* start Data listing *

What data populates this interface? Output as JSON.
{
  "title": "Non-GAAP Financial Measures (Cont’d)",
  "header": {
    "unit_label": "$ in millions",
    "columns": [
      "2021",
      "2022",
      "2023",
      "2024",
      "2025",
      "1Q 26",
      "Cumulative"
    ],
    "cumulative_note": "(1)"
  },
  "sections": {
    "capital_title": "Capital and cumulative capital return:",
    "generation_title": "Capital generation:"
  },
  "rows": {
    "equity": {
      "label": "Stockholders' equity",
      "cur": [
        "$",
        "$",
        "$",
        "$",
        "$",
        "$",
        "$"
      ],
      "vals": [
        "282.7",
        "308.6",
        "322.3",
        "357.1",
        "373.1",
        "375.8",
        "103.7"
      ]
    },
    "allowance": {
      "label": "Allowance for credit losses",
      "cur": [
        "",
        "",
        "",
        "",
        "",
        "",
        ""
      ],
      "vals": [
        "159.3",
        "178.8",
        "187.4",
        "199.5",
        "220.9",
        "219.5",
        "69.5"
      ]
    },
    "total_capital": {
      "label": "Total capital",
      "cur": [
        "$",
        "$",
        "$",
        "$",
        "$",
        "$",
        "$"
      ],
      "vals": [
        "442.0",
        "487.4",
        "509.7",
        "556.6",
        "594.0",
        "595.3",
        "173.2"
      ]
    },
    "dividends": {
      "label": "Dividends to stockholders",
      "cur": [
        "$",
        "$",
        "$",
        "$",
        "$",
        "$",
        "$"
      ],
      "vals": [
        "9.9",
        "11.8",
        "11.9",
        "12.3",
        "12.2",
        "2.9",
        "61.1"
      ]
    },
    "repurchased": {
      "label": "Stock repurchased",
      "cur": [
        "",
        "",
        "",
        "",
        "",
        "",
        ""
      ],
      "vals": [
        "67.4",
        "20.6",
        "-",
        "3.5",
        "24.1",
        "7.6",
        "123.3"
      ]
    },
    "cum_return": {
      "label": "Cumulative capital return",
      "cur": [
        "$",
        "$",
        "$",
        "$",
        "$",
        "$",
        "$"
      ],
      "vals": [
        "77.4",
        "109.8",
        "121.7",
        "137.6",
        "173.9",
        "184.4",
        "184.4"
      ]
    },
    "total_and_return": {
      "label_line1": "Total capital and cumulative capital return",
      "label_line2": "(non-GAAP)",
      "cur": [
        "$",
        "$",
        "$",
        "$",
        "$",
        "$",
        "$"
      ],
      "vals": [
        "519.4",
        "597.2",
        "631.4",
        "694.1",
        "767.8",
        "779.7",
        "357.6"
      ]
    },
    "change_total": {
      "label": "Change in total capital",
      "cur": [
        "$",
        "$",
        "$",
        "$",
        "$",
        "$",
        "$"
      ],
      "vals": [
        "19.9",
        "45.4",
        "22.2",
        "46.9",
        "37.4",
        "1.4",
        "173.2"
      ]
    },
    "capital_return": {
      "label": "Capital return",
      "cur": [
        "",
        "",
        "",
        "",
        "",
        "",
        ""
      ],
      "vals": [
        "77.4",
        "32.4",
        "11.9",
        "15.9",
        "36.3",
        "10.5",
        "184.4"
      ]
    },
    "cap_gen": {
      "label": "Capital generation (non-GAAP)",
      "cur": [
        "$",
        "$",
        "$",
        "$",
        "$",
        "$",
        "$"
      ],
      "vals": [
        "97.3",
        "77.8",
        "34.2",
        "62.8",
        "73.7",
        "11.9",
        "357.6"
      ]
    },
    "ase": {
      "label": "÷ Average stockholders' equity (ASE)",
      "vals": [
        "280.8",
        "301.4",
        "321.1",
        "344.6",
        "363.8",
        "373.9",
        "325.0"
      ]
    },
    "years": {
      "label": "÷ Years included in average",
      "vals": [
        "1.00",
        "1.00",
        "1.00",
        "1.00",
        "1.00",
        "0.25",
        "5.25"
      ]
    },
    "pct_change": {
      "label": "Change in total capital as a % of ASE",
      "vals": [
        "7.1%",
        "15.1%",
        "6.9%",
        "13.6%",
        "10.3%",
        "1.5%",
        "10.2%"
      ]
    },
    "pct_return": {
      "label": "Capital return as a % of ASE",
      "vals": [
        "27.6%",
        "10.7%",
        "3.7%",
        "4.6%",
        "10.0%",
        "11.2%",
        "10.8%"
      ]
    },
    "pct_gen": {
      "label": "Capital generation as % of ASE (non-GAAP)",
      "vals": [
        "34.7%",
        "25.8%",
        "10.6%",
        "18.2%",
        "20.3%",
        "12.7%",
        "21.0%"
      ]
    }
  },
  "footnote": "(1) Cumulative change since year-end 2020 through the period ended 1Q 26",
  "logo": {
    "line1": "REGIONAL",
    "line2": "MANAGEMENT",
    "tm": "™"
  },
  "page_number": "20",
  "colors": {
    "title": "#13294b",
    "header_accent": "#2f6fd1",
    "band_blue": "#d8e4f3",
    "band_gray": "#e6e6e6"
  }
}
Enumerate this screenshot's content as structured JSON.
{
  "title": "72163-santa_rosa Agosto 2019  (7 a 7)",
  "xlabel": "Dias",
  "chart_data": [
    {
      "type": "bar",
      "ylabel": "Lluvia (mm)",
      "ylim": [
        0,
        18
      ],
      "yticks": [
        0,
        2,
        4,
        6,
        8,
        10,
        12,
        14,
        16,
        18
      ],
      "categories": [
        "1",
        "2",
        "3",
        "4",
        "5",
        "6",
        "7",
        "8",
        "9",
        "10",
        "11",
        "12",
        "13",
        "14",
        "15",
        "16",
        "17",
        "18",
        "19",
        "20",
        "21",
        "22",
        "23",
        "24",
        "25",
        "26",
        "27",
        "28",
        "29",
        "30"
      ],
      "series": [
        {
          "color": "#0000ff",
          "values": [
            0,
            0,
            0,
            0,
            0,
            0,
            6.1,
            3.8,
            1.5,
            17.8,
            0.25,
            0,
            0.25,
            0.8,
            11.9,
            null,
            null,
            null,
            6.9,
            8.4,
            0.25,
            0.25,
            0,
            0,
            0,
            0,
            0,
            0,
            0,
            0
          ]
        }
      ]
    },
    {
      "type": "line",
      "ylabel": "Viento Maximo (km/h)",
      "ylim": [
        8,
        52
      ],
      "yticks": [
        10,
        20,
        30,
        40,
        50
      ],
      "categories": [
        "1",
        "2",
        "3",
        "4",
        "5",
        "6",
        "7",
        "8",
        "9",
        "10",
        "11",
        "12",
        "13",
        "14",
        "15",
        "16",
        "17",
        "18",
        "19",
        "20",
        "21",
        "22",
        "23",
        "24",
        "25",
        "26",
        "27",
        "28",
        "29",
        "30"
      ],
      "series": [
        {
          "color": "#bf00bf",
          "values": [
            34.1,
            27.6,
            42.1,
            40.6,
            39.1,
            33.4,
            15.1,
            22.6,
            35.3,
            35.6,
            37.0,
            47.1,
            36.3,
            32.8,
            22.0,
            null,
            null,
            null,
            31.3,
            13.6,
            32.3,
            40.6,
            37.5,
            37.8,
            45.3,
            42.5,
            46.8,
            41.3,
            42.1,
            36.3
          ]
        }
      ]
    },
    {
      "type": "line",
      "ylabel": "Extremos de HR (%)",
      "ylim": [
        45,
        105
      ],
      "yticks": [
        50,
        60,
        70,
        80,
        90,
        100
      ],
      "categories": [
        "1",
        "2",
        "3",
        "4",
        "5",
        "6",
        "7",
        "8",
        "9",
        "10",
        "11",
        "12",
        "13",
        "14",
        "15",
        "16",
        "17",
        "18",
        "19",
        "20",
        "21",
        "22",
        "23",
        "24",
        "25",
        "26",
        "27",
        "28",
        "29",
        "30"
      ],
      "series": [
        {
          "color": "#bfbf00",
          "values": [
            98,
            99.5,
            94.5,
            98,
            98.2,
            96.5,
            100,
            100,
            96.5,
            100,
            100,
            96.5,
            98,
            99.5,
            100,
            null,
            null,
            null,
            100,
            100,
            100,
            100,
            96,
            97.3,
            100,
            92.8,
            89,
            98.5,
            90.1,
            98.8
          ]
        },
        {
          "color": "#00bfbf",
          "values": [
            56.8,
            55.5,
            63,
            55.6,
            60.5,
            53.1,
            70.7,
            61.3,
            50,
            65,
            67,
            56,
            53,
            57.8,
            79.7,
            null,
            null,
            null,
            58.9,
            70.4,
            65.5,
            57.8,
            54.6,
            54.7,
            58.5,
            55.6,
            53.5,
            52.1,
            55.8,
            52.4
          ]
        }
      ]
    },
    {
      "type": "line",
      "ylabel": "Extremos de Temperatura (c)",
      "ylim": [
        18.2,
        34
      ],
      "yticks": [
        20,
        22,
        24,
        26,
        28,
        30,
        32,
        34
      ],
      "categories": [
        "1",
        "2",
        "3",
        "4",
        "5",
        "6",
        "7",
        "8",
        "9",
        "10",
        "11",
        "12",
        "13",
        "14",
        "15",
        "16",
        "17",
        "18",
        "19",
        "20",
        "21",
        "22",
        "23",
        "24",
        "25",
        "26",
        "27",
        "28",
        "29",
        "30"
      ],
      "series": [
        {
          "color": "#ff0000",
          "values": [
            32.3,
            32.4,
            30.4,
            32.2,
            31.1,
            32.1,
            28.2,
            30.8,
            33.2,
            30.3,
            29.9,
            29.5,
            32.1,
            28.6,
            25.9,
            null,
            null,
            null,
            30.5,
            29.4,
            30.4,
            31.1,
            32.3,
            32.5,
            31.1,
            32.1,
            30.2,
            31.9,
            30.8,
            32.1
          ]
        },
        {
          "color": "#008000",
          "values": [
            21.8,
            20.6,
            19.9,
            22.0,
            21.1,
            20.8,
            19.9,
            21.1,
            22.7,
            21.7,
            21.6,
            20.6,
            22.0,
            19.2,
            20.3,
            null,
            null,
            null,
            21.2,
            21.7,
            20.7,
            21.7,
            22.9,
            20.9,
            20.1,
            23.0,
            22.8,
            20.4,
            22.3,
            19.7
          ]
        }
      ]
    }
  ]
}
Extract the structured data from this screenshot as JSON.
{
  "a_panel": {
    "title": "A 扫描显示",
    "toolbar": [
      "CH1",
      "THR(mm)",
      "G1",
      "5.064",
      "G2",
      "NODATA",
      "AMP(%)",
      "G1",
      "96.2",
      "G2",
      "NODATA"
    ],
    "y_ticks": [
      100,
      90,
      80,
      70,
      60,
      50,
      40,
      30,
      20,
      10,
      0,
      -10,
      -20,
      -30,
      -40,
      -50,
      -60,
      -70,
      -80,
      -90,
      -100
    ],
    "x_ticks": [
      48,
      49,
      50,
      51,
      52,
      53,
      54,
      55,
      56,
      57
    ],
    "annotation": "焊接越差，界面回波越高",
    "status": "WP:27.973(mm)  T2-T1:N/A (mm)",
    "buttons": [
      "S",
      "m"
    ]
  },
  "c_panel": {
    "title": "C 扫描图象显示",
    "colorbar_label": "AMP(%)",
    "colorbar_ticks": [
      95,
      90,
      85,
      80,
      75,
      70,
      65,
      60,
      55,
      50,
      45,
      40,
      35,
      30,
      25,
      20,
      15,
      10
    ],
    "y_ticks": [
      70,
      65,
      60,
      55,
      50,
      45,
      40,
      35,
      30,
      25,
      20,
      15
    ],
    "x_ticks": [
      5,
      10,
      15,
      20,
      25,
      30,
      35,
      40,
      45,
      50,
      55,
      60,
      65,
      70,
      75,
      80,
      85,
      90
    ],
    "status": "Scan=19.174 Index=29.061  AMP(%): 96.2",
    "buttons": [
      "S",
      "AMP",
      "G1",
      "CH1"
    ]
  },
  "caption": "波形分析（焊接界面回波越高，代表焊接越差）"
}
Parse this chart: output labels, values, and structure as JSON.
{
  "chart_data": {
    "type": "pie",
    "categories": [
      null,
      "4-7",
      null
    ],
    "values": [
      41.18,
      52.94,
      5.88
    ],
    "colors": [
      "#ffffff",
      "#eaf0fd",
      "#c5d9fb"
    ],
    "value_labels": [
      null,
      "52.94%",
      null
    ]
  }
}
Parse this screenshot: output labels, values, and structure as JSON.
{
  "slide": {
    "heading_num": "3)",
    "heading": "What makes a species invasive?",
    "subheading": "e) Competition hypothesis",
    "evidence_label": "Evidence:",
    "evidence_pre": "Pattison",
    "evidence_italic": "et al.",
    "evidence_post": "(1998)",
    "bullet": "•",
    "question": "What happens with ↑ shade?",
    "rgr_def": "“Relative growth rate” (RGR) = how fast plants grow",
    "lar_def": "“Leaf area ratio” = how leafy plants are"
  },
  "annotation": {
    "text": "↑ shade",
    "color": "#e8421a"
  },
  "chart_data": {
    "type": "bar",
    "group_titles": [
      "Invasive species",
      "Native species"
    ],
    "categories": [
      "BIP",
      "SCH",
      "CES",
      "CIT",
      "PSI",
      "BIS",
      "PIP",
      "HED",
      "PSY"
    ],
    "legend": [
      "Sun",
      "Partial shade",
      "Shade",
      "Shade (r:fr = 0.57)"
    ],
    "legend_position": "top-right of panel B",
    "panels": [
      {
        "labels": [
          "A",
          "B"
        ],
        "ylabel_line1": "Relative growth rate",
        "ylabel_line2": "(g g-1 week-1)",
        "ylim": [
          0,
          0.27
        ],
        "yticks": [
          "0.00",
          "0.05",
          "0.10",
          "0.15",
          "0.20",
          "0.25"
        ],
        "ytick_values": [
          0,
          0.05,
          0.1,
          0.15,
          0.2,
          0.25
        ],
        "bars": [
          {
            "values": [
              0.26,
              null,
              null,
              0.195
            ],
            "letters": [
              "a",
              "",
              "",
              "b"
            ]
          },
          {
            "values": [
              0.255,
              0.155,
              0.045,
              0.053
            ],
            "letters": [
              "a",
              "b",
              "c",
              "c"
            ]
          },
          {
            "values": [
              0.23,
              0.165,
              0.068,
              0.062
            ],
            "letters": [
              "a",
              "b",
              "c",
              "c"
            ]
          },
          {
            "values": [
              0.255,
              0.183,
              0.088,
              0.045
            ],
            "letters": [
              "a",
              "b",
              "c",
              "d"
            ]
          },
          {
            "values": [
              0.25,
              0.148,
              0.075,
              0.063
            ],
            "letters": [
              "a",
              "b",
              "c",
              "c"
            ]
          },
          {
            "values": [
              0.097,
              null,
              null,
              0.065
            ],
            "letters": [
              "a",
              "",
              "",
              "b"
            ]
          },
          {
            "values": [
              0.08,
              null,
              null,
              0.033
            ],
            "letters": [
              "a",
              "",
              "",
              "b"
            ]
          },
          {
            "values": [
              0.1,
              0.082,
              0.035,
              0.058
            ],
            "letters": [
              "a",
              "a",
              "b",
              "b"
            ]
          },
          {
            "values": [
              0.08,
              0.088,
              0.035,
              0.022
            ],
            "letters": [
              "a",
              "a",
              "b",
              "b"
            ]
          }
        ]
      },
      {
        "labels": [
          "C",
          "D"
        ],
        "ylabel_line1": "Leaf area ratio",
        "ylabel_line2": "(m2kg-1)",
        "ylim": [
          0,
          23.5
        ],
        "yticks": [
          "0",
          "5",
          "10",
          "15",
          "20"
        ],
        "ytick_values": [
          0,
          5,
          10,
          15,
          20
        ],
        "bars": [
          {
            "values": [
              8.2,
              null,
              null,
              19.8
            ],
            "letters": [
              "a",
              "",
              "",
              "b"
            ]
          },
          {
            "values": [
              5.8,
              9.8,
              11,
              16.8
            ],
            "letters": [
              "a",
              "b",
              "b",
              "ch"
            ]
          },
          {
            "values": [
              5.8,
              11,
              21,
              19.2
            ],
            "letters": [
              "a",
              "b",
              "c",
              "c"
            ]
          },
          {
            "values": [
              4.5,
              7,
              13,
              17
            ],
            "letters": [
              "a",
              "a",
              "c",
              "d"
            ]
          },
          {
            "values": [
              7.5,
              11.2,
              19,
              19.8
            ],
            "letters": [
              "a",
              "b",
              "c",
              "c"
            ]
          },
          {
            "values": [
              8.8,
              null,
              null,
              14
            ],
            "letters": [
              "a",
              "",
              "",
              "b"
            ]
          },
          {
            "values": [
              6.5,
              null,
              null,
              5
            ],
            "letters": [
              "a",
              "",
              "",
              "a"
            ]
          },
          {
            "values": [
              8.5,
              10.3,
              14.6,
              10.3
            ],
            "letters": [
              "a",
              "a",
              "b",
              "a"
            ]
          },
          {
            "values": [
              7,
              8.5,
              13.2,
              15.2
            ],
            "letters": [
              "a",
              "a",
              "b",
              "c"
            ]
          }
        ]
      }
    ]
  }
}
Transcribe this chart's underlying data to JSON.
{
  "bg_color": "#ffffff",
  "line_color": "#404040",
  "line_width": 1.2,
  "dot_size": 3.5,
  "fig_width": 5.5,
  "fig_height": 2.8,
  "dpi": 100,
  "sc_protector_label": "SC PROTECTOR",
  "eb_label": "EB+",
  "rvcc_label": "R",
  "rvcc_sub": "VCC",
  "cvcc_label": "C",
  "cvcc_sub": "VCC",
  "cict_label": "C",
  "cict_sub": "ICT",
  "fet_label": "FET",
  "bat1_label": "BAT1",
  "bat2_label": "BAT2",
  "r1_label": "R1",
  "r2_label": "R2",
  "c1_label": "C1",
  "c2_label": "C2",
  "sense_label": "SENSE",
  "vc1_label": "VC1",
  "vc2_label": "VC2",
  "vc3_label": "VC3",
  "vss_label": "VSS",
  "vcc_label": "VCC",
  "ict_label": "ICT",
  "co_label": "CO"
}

* end Data listing *

Directions for this task:
Keep only the lines that hold the string "screenshot", and copy them out.

Task output:
Enumerate this screenshot's content as structured JSON.
Extract the structured data from this screenshot as JSON.
Parse this screenshot: output labels, values, and structure as JSON.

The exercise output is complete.